[Begin THE DATA]

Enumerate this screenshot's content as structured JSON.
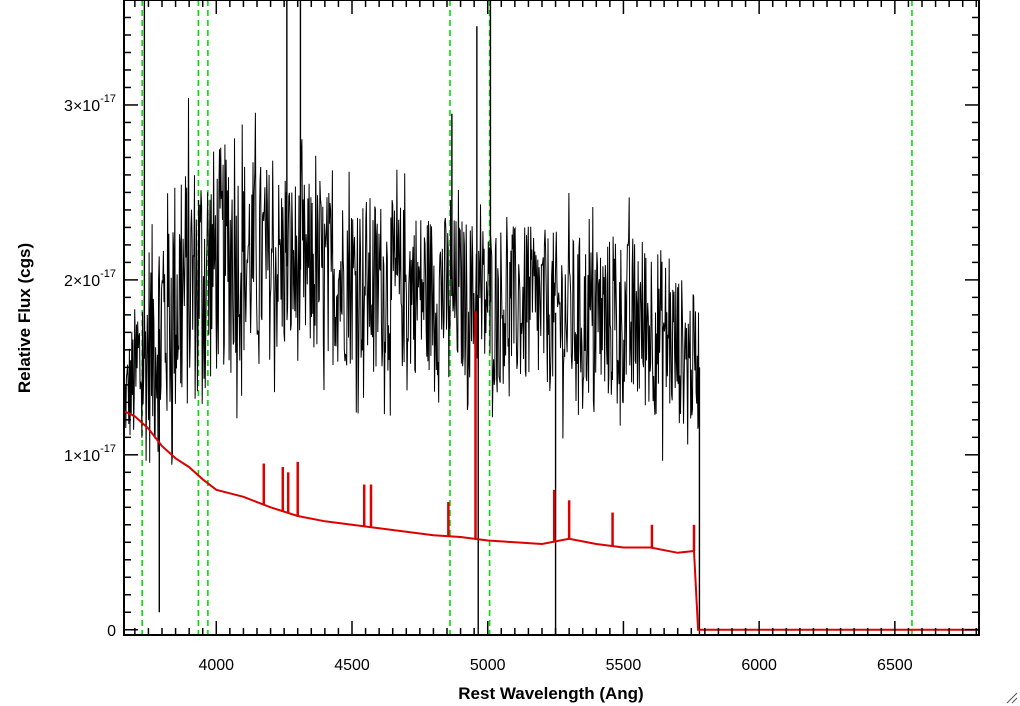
{
  "chart_data": {
    "type": "line",
    "xlabel": "Rest Wavelength (Ang)",
    "ylabel": "Relative Flux (cgs)",
    "xlim": [
      3660,
      6810
    ],
    "ylim": [
      -3e-19,
      3.6e-17
    ],
    "x_ticks": [
      {
        "value": 4000,
        "label": "4000"
      },
      {
        "value": 4500,
        "label": "4500"
      },
      {
        "value": 5000,
        "label": "5000"
      },
      {
        "value": 5500,
        "label": "5500"
      },
      {
        "value": 6000,
        "label": "6000"
      },
      {
        "value": 6500,
        "label": "6500"
      }
    ],
    "y_ticks": [
      {
        "value": 0,
        "label": "0",
        "exp": ""
      },
      {
        "value": 1e-17,
        "label": "1×10",
        "exp": "-17"
      },
      {
        "value": 2e-17,
        "label": "2×10",
        "exp": "-17"
      },
      {
        "value": 3e-17,
        "label": "3×10",
        "exp": "-17"
      }
    ],
    "reference_lines": {
      "color": "#00e000",
      "style": "dashed",
      "x": [
        3727,
        3934,
        3969,
        4861,
        5007,
        6563
      ]
    },
    "series": [
      {
        "role": "observed spectrum",
        "color": "#000000",
        "x_range": [
          3660,
          5780
        ],
        "upper_envelope": [
          [
            3660,
            1.6e-17
          ],
          [
            3750,
            2.5e-17
          ],
          [
            3850,
            2.9e-17
          ],
          [
            3950,
            3e-17
          ],
          [
            4050,
            3e-17
          ],
          [
            4200,
            2.85e-17
          ],
          [
            4400,
            2.7e-17
          ],
          [
            4600,
            2.65e-17
          ],
          [
            4800,
            2.55e-17
          ],
          [
            5000,
            2.5e-17
          ],
          [
            5200,
            2.45e-17
          ],
          [
            5400,
            2.4e-17
          ],
          [
            5600,
            2.45e-17
          ],
          [
            5780,
            2e-17
          ]
        ],
        "lower_envelope": [
          [
            3660,
            1e-17
          ],
          [
            3750,
            7e-18
          ],
          [
            3850,
            9e-18
          ],
          [
            3950,
            1.1e-17
          ],
          [
            4050,
            1.3e-17
          ],
          [
            4200,
            1.35e-17
          ],
          [
            4400,
            1.35e-17
          ],
          [
            4600,
            1.3e-17
          ],
          [
            4800,
            1.3e-17
          ],
          [
            5000,
            1.25e-17
          ],
          [
            5200,
            1.2e-17
          ],
          [
            5400,
            1.15e-17
          ],
          [
            5600,
            1.05e-17
          ],
          [
            5780,
            1e-17
          ]
        ],
        "spikes": [
          [
            3735,
            3.6e-17
          ],
          [
            3790,
            1e-18
          ],
          [
            4260,
            3.6e-17
          ],
          [
            4310,
            3.6e-17
          ],
          [
            4868,
            2.95e-17
          ],
          [
            4960,
            3.45e-17
          ],
          [
            4965,
            -3e-19
          ],
          [
            5010,
            3.6e-17
          ],
          [
            5250,
            -3e-19
          ],
          [
            5780,
            -3e-19
          ]
        ]
      },
      {
        "role": "model",
        "color": "#dd0000",
        "points": [
          [
            3660,
            1.25e-17
          ],
          [
            3700,
            1.22e-17
          ],
          [
            3750,
            1.15e-17
          ],
          [
            3800,
            1.05e-17
          ],
          [
            3850,
            9.8e-18
          ],
          [
            3900,
            9.3e-18
          ],
          [
            3950,
            8.6e-18
          ],
          [
            4000,
            8e-18
          ],
          [
            4100,
            7.6e-18
          ],
          [
            4200,
            7e-18
          ],
          [
            4300,
            6.5e-18
          ],
          [
            4400,
            6.2e-18
          ],
          [
            4500,
            6e-18
          ],
          [
            4600,
            5.8e-18
          ],
          [
            4700,
            5.6e-18
          ],
          [
            4800,
            5.4e-18
          ],
          [
            4900,
            5.3e-18
          ],
          [
            5000,
            5.1e-18
          ],
          [
            5100,
            5e-18
          ],
          [
            5200,
            4.9e-18
          ],
          [
            5300,
            5.2e-18
          ],
          [
            5400,
            4.9e-18
          ],
          [
            5500,
            4.7e-18
          ],
          [
            5600,
            4.7e-18
          ],
          [
            5700,
            4.4e-18
          ],
          [
            5760,
            4.5e-18
          ],
          [
            5775,
            0.0
          ],
          [
            6810,
            0.0
          ]
        ],
        "spikes": [
          [
            4175,
            9.5e-18
          ],
          [
            4245,
            9.3e-18
          ],
          [
            4265,
            9e-18
          ],
          [
            4300,
            9.6e-18
          ],
          [
            4545,
            8.3e-18
          ],
          [
            4570,
            8.3e-18
          ],
          [
            4855,
            7.3e-18
          ],
          [
            4955,
            1.82e-17
          ],
          [
            5245,
            8e-18
          ],
          [
            5300,
            7.4e-18
          ],
          [
            5460,
            6.7e-18
          ],
          [
            5605,
            6e-18
          ],
          [
            5760,
            6e-18
          ]
        ]
      }
    ]
  }
}
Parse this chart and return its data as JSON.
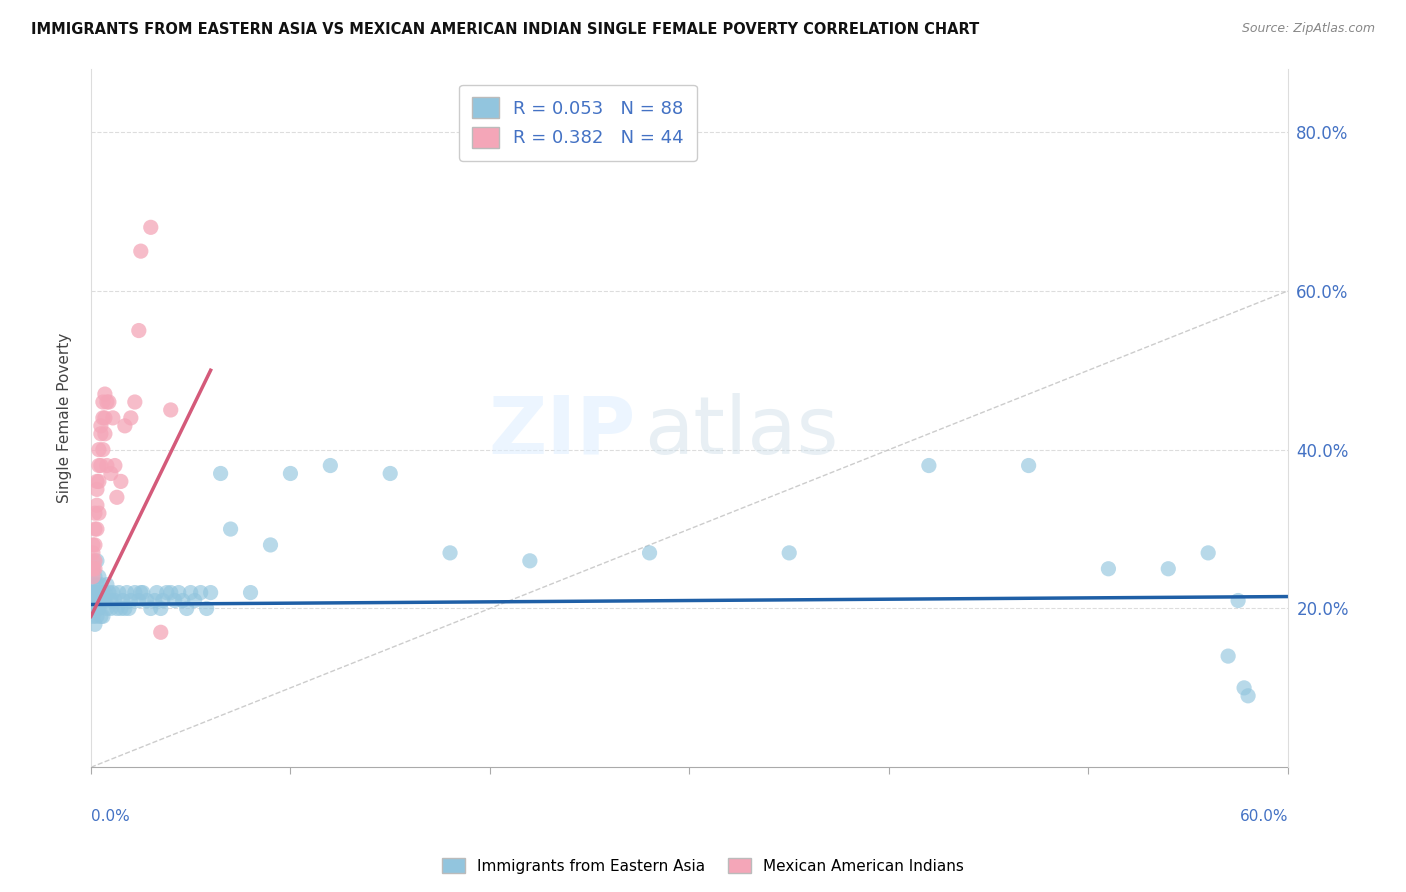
{
  "title": "IMMIGRANTS FROM EASTERN ASIA VS MEXICAN AMERICAN INDIAN SINGLE FEMALE POVERTY CORRELATION CHART",
  "source": "Source: ZipAtlas.com",
  "ylabel": "Single Female Poverty",
  "right_ytick_labels": [
    "20.0%",
    "40.0%",
    "60.0%",
    "80.0%"
  ],
  "right_yticks": [
    0.2,
    0.4,
    0.6,
    0.8
  ],
  "xlim": [
    0.0,
    0.6
  ],
  "ylim": [
    0.0,
    0.88
  ],
  "blue_R": 0.053,
  "blue_N": 88,
  "pink_R": 0.382,
  "pink_N": 44,
  "blue_color": "#92c5de",
  "pink_color": "#f4a6b8",
  "blue_line_color": "#1f5fa6",
  "pink_line_color": "#d45a7a",
  "diag_line_color": "#c0c0c0",
  "legend_label_blue": "Immigrants from Eastern Asia",
  "legend_label_pink": "Mexican American Indians",
  "blue_dots_x": [
    0.001,
    0.001,
    0.001,
    0.001,
    0.001,
    0.001,
    0.001,
    0.001,
    0.001,
    0.001,
    0.002,
    0.002,
    0.002,
    0.002,
    0.002,
    0.003,
    0.003,
    0.003,
    0.003,
    0.003,
    0.004,
    0.004,
    0.004,
    0.004,
    0.005,
    0.005,
    0.005,
    0.006,
    0.006,
    0.006,
    0.007,
    0.007,
    0.008,
    0.008,
    0.009,
    0.01,
    0.01,
    0.011,
    0.012,
    0.013,
    0.014,
    0.015,
    0.016,
    0.017,
    0.018,
    0.019,
    0.02,
    0.022,
    0.024,
    0.025,
    0.026,
    0.028,
    0.03,
    0.032,
    0.033,
    0.035,
    0.036,
    0.038,
    0.04,
    0.042,
    0.044,
    0.046,
    0.048,
    0.05,
    0.052,
    0.055,
    0.058,
    0.06,
    0.065,
    0.07,
    0.08,
    0.09,
    0.1,
    0.12,
    0.15,
    0.18,
    0.22,
    0.28,
    0.35,
    0.42,
    0.47,
    0.51,
    0.54,
    0.56,
    0.57,
    0.575,
    0.578,
    0.58
  ],
  "blue_dots_y": [
    0.25,
    0.23,
    0.22,
    0.22,
    0.21,
    0.21,
    0.2,
    0.2,
    0.2,
    0.19,
    0.24,
    0.22,
    0.21,
    0.2,
    0.18,
    0.26,
    0.23,
    0.22,
    0.2,
    0.19,
    0.24,
    0.22,
    0.21,
    0.2,
    0.23,
    0.21,
    0.19,
    0.22,
    0.21,
    0.19,
    0.22,
    0.21,
    0.23,
    0.2,
    0.22,
    0.21,
    0.2,
    0.22,
    0.21,
    0.2,
    0.22,
    0.2,
    0.21,
    0.2,
    0.22,
    0.2,
    0.21,
    0.22,
    0.21,
    0.22,
    0.22,
    0.21,
    0.2,
    0.21,
    0.22,
    0.2,
    0.21,
    0.22,
    0.22,
    0.21,
    0.22,
    0.21,
    0.2,
    0.22,
    0.21,
    0.22,
    0.2,
    0.22,
    0.37,
    0.3,
    0.22,
    0.28,
    0.37,
    0.38,
    0.37,
    0.27,
    0.26,
    0.27,
    0.27,
    0.38,
    0.38,
    0.25,
    0.25,
    0.27,
    0.14,
    0.21,
    0.1,
    0.09
  ],
  "pink_dots_x": [
    0.001,
    0.001,
    0.001,
    0.001,
    0.001,
    0.001,
    0.002,
    0.002,
    0.002,
    0.002,
    0.002,
    0.003,
    0.003,
    0.003,
    0.003,
    0.004,
    0.004,
    0.004,
    0.004,
    0.005,
    0.005,
    0.005,
    0.006,
    0.006,
    0.006,
    0.007,
    0.007,
    0.007,
    0.008,
    0.008,
    0.009,
    0.01,
    0.011,
    0.012,
    0.013,
    0.015,
    0.017,
    0.02,
    0.022,
    0.024,
    0.025,
    0.03,
    0.035,
    0.04
  ],
  "pink_dots_y": [
    0.28,
    0.27,
    0.26,
    0.25,
    0.25,
    0.24,
    0.32,
    0.3,
    0.28,
    0.26,
    0.25,
    0.36,
    0.35,
    0.33,
    0.3,
    0.4,
    0.38,
    0.36,
    0.32,
    0.43,
    0.42,
    0.38,
    0.46,
    0.44,
    0.4,
    0.47,
    0.44,
    0.42,
    0.46,
    0.38,
    0.46,
    0.37,
    0.44,
    0.38,
    0.34,
    0.36,
    0.43,
    0.44,
    0.46,
    0.55,
    0.65,
    0.68,
    0.17,
    0.45
  ],
  "blue_trend_x": [
    0.0,
    0.6
  ],
  "blue_trend_y": [
    0.205,
    0.215
  ],
  "pink_trend_x": [
    0.0,
    0.06
  ],
  "pink_trend_y": [
    0.19,
    0.5
  ]
}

[End THE DATA]

◆ PROBLEM REQUIREMENTS
Work out how many lines of the data above contain the string "value" and give the number alone.

◆ CORRECT ANSWER
10